──────── PROVIDED INFORMATION

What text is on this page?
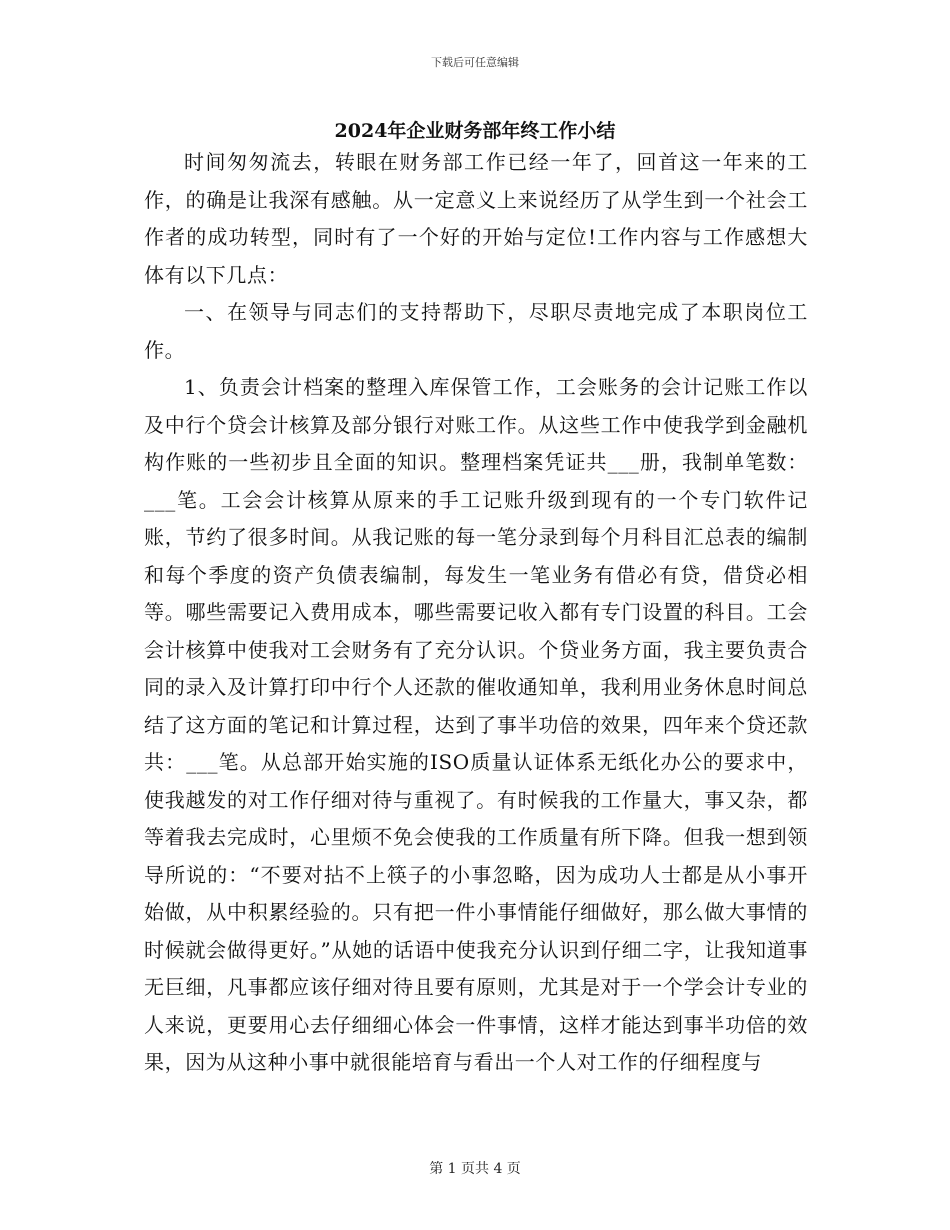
下载后可任意编辑
2024年企业财务部年终工作小结

时间匆匆流去，转眼在财务部工作已经一年了，回首这一年来的工作，的确是让我深有感触。从一定意义上来说经历了从学生到一个社会工作者的成功转型，同时有了一个好的开始与定位!工作内容与工作感想大体有以下几点：

一、在领导与同志们的支持帮助下，尽职尽责地完成了本职岗位工作。

1、负责会计档案的整理入库保管工作，工会账务的会计记账工作以及中行个贷会计核算及部分银行对账工作。从这些工作中使我学到金融机构作账的一些初步且全面的知识。整理档案凭证共___册，我制单笔数：___笔。工会会计核算从原来的手工记账升级到现有的一个专门软件记账，节约了很多时间。从我记账的每一笔分录到每个月科目汇总表的编制和每个季度的资产负债表编制，每发生一笔业务有借必有贷，借贷必相等。哪些需要记入费用成本，哪些需要记收入都有专门设置的科目。工会会计核算中使我对工会财务有了充分认识。个贷业务方面，我主要负责合同的录入及计算打印中行个人还款的催收通知单，我利用业务休息时间总结了这方面的笔记和计算过程，达到了事半功倍的效果，四年来个贷还款共：___笔。从总部开始实施的ISO质量认证体系无纸化办公的要求中，使我越发的对工作仔细对待与重视了。有时候我的工作量大，事又杂，都等着我去完成时，心里烦不免会使我的工作质量有所下降。但我一想到领导所说的：“不要对拈不上筷子的小事忽略，因为成功人士都是从小事开始做，从中积累经验的。只有把一件小事情能仔细做好，那么做大事情的时候就会做得更好。”从她的话语中使我充分认识到仔细二字，让我知道事无巨细，凡事都应该仔细对待且要有原则，尤其是对于一个学会计专业的人来说，更要用心去仔细细心体会一件事情，这样才能达到事半功倍的效果，因为从这种小事中就很能培育与看出一个人对工作的仔细程度与

第 1 页共 4 页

────────────────

### GIVEN REQUEST:
Output all of the entries verbatim, leaving out any images.

### COMPLETE OUTPUT:
What text is on this page?
下载后可任意编辑
2024年企业财务部年终工作小结

时间匆匆流去，转眼在财务部工作已经一年了，回首这一年来的工作，的确是让我深有感触。从一定意义上来说经历了从学生到一个社会工作者的成功转型，同时有了一个好的开始与定位!工作内容与工作感想大体有以下几点：

一、在领导与同志们的支持帮助下，尽职尽责地完成了本职岗位工作。

1、负责会计档案的整理入库保管工作，工会账务的会计记账工作以及中行个贷会计核算及部分银行对账工作。从这些工作中使我学到金融机构作账的一些初步且全面的知识。整理档案凭证共___册，我制单笔数：___笔。工会会计核算从原来的手工记账升级到现有的一个专门软件记账，节约了很多时间。从我记账的每一笔分录到每个月科目汇总表的编制和每个季度的资产负债表编制，每发生一笔业务有借必有贷，借贷必相等。哪些需要记入费用成本，哪些需要记收入都有专门设置的科目。工会会计核算中使我对工会财务有了充分认识。个贷业务方面，我主要负责合同的录入及计算打印中行个人还款的催收通知单，我利用业务休息时间总结了这方面的笔记和计算过程，达到了事半功倍的效果，四年来个贷还款共：___笔。从总部开始实施的ISO质量认证体系无纸化办公的要求中，使我越发的对工作仔细对待与重视了。有时候我的工作量大，事又杂，都等着我去完成时，心里烦不免会使我的工作质量有所下降。但我一想到领导所说的：“不要对拈不上筷子的小事忽略，因为成功人士都是从小事开始做，从中积累经验的。只有把一件小事情能仔细做好，那么做大事情的时候就会做得更好。”从她的话语中使我充分认识到仔细二字，让我知道事无巨细，凡事都应该仔细对待且要有原则，尤其是对于一个学会计专业的人来说，更要用心去仔细细心体会一件事情，这样才能达到事半功倍的效果，因为从这种小事中就很能培育与看出一个人对工作的仔细程度与

第 1 页共 4 页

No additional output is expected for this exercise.